▶ [Requirements]: Leave out the pictures and copy every record exactly.

▶ [Input records]:
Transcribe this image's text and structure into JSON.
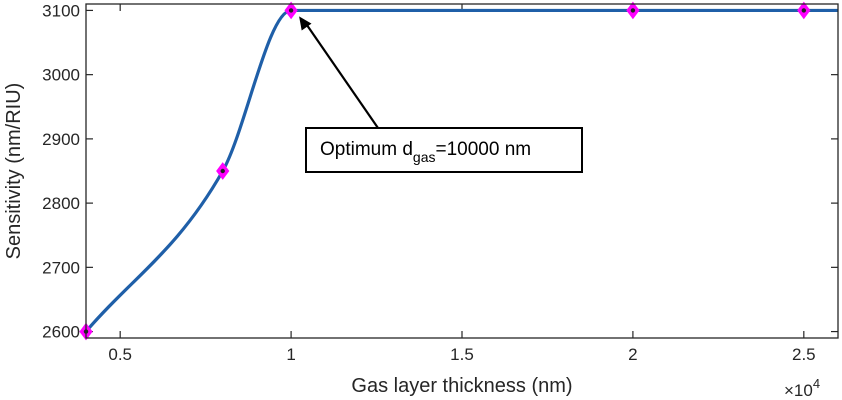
{
  "chart_data": {
    "type": "line",
    "xlabel": "Gas layer thickness (nm)",
    "ylabel": "Sensitivity (nm/RIU)",
    "x_exponent_label": "×10",
    "x_exponent_power": "4",
    "xlim": [
      4000,
      26000
    ],
    "ylim": [
      2590,
      3110
    ],
    "x_ticks": [
      5000,
      10000,
      15000,
      20000,
      25000
    ],
    "x_tick_labels": [
      "0.5",
      "1",
      "1.5",
      "2",
      "2.5"
    ],
    "y_ticks": [
      2600,
      2700,
      2800,
      2900,
      3000,
      3100
    ],
    "y_tick_labels": [
      "2600",
      "2700",
      "2800",
      "2900",
      "3000",
      "3100"
    ],
    "grid": false,
    "series": [
      {
        "x": [
          4000,
          8000,
          10000,
          20000,
          25000
        ],
        "y": [
          2600,
          2850,
          3100,
          3100,
          3100
        ],
        "color": "#1f5fa8",
        "marker_color": "#ff00ff",
        "marker": "diamond"
      }
    ],
    "annotation": {
      "text_main": "Optimum d",
      "text_sub": "gas",
      "text_tail": "=10000 nm",
      "arrow_target_x": 10000,
      "arrow_target_y": 3100
    }
  }
}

▶ [Output for this task]:
Transcribe this image's text and structure into JSON.
{
  "chart_data": {
    "type": "line",
    "xlabel": "Gas layer thickness (nm)",
    "ylabel": "Sensitivity (nm/RIU)",
    "x_exponent_label": "×10",
    "x_exponent_power": "4",
    "xlim": [
      4000,
      26000
    ],
    "ylim": [
      2590,
      3110
    ],
    "x_ticks": [
      5000,
      10000,
      15000,
      20000,
      25000
    ],
    "x_tick_labels": [
      "0.5",
      "1",
      "1.5",
      "2",
      "2.5"
    ],
    "y_ticks": [
      2600,
      2700,
      2800,
      2900,
      3000,
      3100
    ],
    "y_tick_labels": [
      "2600",
      "2700",
      "2800",
      "2900",
      "3000",
      "3100"
    ],
    "grid": false,
    "series": [
      {
        "x": [
          4000,
          8000,
          10000,
          20000,
          25000
        ],
        "y": [
          2600,
          2850,
          3100,
          3100,
          3100
        ],
        "color": "#1f5fa8",
        "marker_color": "#ff00ff",
        "marker": "diamond"
      }
    ],
    "annotation": {
      "text_main": "Optimum d",
      "text_sub": "gas",
      "text_tail": "=10000 nm",
      "arrow_target_x": 10000,
      "arrow_target_y": 3100
    }
  }
}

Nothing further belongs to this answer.